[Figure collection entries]
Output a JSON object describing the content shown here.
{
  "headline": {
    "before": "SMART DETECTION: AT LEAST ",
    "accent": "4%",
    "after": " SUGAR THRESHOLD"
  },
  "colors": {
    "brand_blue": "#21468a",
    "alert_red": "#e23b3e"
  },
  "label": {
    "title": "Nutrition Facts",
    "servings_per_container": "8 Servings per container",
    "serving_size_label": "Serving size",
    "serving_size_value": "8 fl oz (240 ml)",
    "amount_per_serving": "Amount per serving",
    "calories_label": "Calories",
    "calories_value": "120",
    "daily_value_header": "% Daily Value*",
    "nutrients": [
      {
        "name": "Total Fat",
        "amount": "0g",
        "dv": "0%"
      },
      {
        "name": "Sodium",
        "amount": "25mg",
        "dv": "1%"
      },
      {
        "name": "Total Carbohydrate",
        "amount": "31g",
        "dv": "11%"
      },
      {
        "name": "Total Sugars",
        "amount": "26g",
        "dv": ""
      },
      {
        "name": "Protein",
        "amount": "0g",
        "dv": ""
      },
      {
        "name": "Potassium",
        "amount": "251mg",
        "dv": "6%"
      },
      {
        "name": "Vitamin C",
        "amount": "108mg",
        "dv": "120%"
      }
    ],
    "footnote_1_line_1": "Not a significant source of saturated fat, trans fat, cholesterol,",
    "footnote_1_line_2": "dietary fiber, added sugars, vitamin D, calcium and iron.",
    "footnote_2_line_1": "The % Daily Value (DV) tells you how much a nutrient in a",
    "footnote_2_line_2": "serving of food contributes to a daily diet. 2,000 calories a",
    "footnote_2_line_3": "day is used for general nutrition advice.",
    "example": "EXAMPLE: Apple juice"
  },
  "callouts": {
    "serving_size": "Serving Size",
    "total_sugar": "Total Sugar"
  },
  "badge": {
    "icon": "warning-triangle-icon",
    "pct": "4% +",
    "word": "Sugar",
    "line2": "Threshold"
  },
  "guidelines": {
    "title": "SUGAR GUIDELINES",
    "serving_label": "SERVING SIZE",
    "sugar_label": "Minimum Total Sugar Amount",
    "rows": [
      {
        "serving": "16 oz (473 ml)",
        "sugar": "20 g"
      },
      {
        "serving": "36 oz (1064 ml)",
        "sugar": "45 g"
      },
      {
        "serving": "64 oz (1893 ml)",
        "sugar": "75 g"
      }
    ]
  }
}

**WHAT THE TASK ASKS:**
The entries need to be set down again in full, with no word changed.

**REPLY:**
Output a JSON object describing the content shown here.
{
  "headline": {
    "before": "SMART DETECTION: AT LEAST ",
    "accent": "4%",
    "after": " SUGAR THRESHOLD"
  },
  "colors": {
    "brand_blue": "#21468a",
    "alert_red": "#e23b3e"
  },
  "label": {
    "title": "Nutrition Facts",
    "servings_per_container": "8 Servings per container",
    "serving_size_label": "Serving size",
    "serving_size_value": "8 fl oz (240 ml)",
    "amount_per_serving": "Amount per serving",
    "calories_label": "Calories",
    "calories_value": "120",
    "daily_value_header": "% Daily Value*",
    "nutrients": [
      {
        "name": "Total Fat",
        "amount": "0g",
        "dv": "0%"
      },
      {
        "name": "Sodium",
        "amount": "25mg",
        "dv": "1%"
      },
      {
        "name": "Total Carbohydrate",
        "amount": "31g",
        "dv": "11%"
      },
      {
        "name": "Total Sugars",
        "amount": "26g",
        "dv": ""
      },
      {
        "name": "Protein",
        "amount": "0g",
        "dv": ""
      },
      {
        "name": "Potassium",
        "amount": "251mg",
        "dv": "6%"
      },
      {
        "name": "Vitamin C",
        "amount": "108mg",
        "dv": "120%"
      }
    ],
    "footnote_1_line_1": "Not a significant source of saturated fat, trans fat, cholesterol,",
    "footnote_1_line_2": "dietary fiber, added sugars, vitamin D, calcium and iron.",
    "footnote_2_line_1": "The % Daily Value (DV) tells you how much a nutrient in a",
    "footnote_2_line_2": "serving of food contributes to a daily diet. 2,000 calories a",
    "footnote_2_line_3": "day is used for general nutrition advice.",
    "example": "EXAMPLE: Apple juice"
  },
  "callouts": {
    "serving_size": "Serving Size",
    "total_sugar": "Total Sugar"
  },
  "badge": {
    "icon": "warning-triangle-icon",
    "pct": "4% +",
    "word": "Sugar",
    "line2": "Threshold"
  },
  "guidelines": {
    "title": "SUGAR GUIDELINES",
    "serving_label": "SERVING SIZE",
    "sugar_label": "Minimum Total Sugar Amount",
    "rows": [
      {
        "serving": "16 oz (473 ml)",
        "sugar": "20 g"
      },
      {
        "serving": "36 oz (1064 ml)",
        "sugar": "45 g"
      },
      {
        "serving": "64 oz (1893 ml)",
        "sugar": "75 g"
      }
    ]
  }
}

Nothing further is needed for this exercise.